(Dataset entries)
════════

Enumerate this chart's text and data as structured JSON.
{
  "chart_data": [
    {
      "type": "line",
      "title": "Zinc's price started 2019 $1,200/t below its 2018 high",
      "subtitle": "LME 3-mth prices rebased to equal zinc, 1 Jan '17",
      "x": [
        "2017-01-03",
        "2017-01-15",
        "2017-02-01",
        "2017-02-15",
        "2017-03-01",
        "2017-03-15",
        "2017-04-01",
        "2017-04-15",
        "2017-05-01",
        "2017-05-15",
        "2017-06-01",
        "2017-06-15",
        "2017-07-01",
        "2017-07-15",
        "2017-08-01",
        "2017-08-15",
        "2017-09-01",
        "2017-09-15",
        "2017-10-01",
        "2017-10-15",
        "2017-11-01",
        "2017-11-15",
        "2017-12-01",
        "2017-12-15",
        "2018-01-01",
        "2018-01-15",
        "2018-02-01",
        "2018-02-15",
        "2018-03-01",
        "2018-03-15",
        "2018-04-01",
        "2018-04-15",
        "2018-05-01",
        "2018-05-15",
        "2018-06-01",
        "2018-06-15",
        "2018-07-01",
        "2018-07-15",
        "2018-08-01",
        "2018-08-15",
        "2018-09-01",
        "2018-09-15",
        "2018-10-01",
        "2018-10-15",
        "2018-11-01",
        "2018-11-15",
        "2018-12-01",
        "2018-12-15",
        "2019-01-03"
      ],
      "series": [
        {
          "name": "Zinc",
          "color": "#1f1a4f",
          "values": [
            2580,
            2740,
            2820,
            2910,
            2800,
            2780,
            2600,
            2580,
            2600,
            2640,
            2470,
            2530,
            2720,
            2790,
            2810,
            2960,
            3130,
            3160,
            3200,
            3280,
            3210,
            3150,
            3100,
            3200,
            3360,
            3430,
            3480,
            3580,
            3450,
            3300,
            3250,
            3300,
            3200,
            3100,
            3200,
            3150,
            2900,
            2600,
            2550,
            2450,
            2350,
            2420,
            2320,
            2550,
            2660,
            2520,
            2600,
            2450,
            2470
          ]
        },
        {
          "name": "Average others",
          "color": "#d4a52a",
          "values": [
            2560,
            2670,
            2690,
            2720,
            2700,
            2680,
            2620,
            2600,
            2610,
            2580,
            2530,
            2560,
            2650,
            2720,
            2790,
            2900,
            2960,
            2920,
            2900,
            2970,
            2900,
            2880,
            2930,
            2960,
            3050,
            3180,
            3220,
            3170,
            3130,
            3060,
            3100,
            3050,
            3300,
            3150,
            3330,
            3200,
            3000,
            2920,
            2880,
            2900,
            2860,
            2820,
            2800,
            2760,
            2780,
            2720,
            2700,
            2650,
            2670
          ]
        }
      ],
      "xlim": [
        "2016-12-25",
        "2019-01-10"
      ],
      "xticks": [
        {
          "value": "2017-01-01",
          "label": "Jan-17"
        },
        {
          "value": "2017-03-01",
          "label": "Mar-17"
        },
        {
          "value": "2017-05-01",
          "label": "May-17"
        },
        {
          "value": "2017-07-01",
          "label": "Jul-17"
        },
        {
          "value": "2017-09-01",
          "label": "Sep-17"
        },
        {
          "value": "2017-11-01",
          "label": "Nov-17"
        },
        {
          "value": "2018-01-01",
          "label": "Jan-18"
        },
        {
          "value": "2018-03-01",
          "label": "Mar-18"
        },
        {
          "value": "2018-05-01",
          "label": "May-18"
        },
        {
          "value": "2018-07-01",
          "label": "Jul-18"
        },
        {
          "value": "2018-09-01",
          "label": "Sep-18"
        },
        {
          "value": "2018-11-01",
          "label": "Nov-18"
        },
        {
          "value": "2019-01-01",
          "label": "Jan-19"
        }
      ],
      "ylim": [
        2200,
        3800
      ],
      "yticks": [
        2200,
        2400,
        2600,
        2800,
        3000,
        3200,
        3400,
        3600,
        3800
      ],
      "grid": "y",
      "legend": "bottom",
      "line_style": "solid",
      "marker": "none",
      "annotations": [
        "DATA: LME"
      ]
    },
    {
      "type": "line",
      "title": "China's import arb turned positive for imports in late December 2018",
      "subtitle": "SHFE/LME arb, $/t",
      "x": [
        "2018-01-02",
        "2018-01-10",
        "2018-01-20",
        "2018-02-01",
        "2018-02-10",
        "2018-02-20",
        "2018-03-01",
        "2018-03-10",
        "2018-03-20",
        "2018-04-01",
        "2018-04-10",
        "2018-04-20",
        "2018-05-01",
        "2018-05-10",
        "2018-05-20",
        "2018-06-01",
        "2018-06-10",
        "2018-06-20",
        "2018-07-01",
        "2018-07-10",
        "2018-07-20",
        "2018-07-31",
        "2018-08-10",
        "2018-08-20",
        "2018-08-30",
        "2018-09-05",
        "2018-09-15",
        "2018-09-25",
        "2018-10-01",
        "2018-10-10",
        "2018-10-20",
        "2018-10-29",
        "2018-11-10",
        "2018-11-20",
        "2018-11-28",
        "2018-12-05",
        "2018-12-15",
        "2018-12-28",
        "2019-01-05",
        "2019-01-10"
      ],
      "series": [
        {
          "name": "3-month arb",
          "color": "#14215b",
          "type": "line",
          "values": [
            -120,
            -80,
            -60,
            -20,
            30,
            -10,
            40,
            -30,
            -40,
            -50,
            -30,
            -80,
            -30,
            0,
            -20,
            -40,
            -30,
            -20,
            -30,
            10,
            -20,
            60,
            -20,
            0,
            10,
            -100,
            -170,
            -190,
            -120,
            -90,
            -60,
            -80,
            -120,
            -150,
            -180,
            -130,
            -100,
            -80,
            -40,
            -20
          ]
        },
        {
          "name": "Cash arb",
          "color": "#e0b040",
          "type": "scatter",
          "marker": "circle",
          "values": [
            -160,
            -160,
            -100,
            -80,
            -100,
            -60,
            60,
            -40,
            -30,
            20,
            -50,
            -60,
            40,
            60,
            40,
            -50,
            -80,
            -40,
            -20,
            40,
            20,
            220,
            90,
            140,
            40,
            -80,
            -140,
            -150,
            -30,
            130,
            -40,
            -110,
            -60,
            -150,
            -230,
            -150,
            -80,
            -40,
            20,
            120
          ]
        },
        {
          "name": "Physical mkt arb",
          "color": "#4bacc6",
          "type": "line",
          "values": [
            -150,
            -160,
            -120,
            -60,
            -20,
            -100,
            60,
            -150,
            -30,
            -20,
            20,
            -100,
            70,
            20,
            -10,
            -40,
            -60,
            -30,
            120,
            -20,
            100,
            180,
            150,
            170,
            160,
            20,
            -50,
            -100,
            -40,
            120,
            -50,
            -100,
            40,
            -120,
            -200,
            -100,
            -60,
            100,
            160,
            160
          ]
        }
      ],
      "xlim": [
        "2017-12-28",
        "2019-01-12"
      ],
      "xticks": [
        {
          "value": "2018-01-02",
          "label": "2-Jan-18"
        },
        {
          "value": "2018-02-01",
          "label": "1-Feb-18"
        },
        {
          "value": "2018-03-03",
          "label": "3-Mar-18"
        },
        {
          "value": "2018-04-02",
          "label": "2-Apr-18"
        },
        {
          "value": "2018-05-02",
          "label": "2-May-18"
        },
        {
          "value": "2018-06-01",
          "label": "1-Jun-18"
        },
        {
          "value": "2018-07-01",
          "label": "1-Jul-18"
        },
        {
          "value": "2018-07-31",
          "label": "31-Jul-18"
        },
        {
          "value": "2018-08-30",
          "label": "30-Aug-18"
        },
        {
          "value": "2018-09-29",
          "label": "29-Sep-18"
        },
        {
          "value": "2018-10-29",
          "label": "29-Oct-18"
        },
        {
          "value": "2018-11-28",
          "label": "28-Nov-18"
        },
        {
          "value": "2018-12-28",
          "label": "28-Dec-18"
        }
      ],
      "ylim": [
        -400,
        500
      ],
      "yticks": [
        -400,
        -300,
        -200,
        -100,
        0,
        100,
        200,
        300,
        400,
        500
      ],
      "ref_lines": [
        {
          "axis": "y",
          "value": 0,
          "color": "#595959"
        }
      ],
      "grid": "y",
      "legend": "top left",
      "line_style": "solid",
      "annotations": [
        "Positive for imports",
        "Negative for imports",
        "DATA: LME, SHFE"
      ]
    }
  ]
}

════════

# [WRITTEN TASK]
Where does the word "SHFE" appear? Return each line that holds it.

# [ANSWER FOR THE TASK]
      "subtitle": "SHFE/LME arb, $/t",
        "DATA: LME, SHFE"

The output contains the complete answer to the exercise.